● Task instructions: Retype, word for word, the line containing "Output a JSON object describing the content" and every line after it to the end. Skip pictures.

● Material for this exercise:
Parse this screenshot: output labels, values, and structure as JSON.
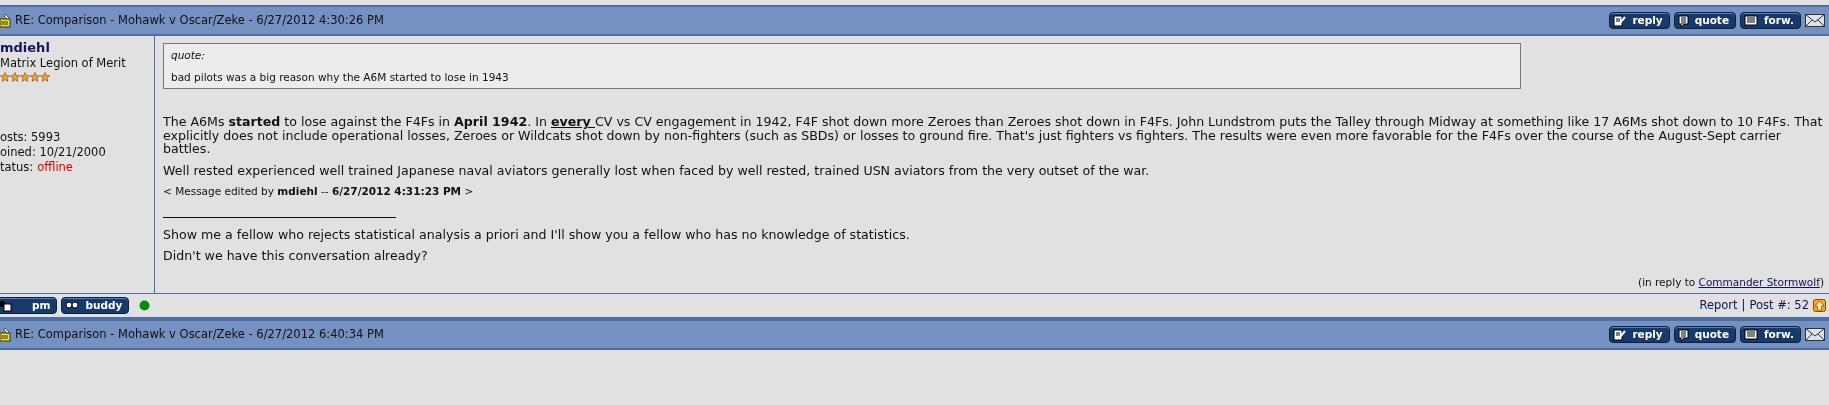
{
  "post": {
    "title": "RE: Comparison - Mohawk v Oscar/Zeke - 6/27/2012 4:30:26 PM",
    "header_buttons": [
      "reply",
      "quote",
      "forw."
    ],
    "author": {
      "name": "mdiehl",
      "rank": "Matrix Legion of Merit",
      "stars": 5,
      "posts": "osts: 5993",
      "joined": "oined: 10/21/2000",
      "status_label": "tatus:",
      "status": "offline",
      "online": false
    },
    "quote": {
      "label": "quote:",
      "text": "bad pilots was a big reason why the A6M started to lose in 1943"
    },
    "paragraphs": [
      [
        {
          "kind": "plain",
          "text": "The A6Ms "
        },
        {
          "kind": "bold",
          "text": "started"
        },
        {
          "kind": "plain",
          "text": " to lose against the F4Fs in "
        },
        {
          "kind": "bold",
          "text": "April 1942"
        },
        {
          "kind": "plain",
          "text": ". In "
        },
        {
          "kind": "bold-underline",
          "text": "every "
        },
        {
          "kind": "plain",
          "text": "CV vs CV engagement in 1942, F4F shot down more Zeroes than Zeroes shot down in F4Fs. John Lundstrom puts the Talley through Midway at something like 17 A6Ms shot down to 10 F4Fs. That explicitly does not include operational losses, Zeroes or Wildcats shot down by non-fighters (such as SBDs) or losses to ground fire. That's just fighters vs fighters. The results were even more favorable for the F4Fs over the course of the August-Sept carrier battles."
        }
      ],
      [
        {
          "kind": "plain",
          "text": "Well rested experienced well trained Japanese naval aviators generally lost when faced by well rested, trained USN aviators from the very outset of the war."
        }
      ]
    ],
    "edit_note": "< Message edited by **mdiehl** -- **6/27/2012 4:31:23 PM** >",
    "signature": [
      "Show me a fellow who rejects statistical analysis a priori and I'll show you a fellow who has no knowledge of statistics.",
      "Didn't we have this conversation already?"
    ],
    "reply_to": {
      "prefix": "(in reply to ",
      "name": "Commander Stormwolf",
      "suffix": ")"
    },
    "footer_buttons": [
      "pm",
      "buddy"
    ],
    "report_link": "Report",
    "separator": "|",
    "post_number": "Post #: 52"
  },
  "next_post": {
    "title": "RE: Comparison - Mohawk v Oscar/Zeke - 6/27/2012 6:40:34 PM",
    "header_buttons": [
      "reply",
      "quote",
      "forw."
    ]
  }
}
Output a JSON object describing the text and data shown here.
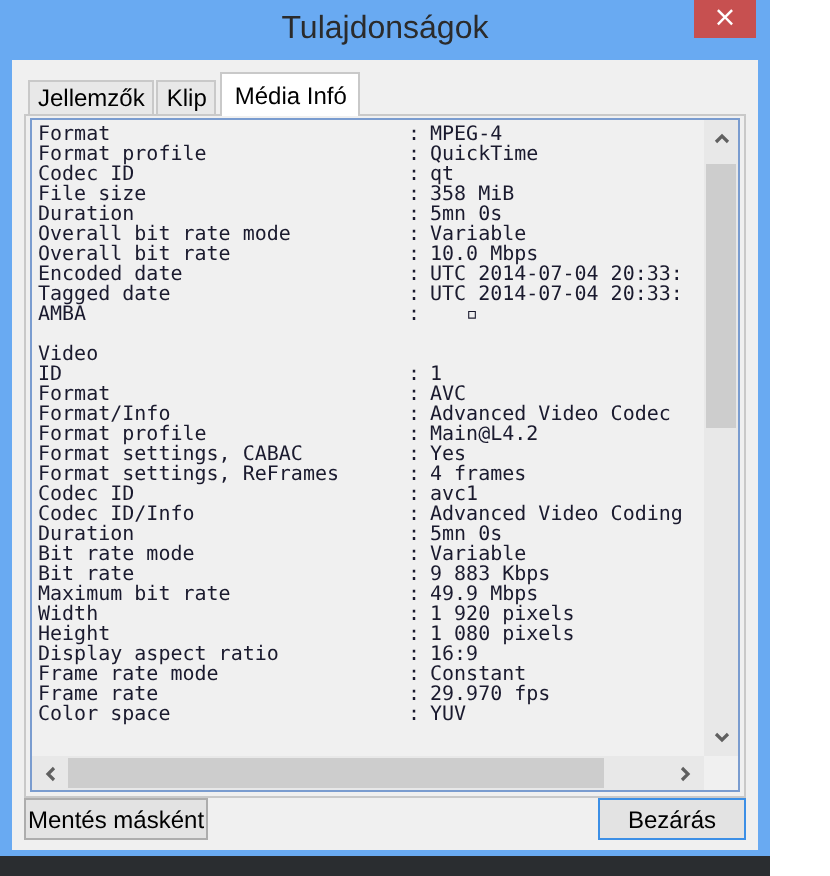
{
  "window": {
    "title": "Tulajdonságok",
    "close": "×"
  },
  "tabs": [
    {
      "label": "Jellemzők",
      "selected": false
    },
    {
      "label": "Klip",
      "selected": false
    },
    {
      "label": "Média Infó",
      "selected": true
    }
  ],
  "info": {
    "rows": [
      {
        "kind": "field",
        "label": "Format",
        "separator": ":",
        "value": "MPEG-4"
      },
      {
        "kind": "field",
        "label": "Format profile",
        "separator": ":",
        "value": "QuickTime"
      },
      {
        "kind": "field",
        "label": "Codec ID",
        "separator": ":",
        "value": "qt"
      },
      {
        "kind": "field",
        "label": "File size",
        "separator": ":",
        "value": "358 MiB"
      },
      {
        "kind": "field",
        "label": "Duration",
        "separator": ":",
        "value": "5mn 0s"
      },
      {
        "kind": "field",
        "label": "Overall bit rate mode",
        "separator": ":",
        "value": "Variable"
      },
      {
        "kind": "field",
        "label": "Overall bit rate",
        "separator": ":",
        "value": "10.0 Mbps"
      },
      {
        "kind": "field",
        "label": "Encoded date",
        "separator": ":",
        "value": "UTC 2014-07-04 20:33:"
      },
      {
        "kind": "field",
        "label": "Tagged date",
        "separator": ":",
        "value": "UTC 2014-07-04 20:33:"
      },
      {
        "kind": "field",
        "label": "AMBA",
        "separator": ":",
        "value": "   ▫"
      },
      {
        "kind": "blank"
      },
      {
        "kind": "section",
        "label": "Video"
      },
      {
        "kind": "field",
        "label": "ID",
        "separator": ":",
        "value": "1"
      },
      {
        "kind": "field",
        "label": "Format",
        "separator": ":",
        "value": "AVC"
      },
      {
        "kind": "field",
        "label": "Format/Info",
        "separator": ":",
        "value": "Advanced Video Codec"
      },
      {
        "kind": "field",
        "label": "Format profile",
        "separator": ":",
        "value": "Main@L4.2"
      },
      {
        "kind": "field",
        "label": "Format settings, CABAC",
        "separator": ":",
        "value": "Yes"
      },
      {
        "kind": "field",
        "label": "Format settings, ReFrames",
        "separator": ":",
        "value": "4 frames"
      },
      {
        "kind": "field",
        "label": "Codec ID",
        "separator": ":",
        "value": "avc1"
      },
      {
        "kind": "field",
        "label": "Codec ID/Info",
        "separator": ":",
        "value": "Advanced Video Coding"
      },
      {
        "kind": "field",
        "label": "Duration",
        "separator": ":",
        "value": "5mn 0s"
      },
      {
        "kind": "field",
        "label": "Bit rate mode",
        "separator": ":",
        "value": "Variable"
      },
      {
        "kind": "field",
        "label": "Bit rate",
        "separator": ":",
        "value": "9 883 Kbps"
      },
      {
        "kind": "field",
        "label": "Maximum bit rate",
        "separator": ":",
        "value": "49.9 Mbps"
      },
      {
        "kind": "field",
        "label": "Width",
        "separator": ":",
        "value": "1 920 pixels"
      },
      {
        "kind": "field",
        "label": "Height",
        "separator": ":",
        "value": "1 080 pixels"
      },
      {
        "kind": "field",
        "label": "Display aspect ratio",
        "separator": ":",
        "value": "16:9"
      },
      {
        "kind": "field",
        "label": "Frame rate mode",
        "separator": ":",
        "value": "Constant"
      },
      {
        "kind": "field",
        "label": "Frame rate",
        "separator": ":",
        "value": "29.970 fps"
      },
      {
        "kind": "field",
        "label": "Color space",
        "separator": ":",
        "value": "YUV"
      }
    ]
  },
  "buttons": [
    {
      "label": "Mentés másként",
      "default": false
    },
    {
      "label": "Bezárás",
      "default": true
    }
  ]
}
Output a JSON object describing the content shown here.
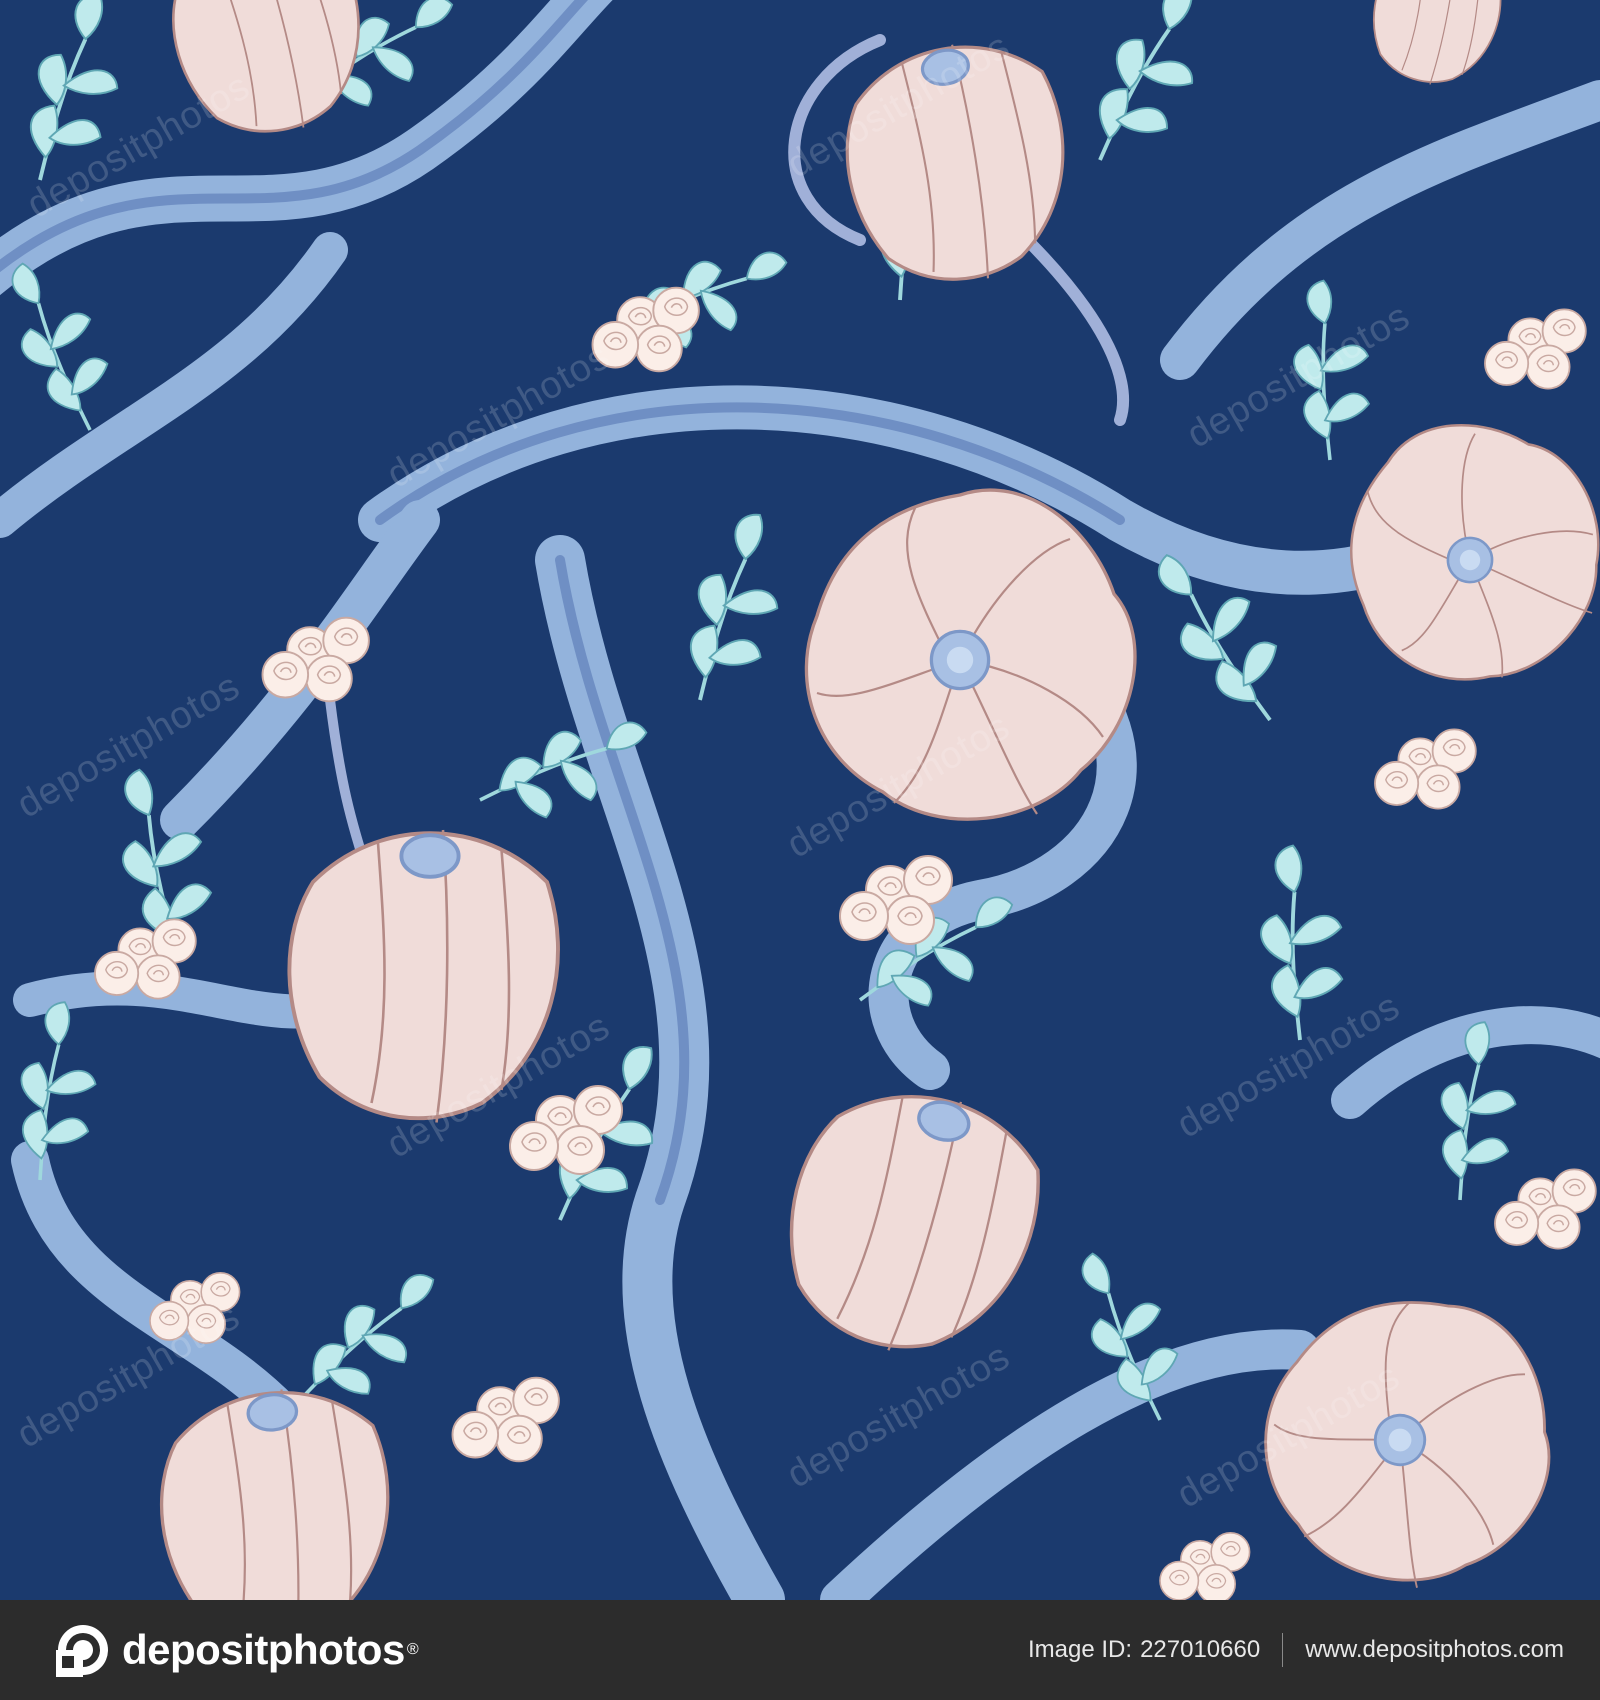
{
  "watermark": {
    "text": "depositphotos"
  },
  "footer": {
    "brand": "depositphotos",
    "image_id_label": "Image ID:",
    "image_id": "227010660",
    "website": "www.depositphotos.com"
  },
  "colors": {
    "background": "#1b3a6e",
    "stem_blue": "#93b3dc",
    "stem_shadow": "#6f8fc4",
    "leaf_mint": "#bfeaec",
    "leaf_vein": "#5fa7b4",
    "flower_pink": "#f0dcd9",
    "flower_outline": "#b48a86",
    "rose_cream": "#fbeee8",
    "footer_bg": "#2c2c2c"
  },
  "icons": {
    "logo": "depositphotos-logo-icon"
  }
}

● The response:
Output a JSON object describing the content shown here.
{
  "watermark": {
    "text": "depositphotos"
  },
  "footer": {
    "brand": "depositphotos",
    "image_id_label": "Image ID:",
    "image_id": "227010660",
    "website": "www.depositphotos.com"
  },
  "colors": {
    "background": "#1b3a6e",
    "stem_blue": "#93b3dc",
    "stem_shadow": "#6f8fc4",
    "leaf_mint": "#bfeaec",
    "leaf_vein": "#5fa7b4",
    "flower_pink": "#f0dcd9",
    "flower_outline": "#b48a86",
    "rose_cream": "#fbeee8",
    "footer_bg": "#2c2c2c"
  },
  "icons": {
    "logo": "depositphotos-logo-icon"
  }
}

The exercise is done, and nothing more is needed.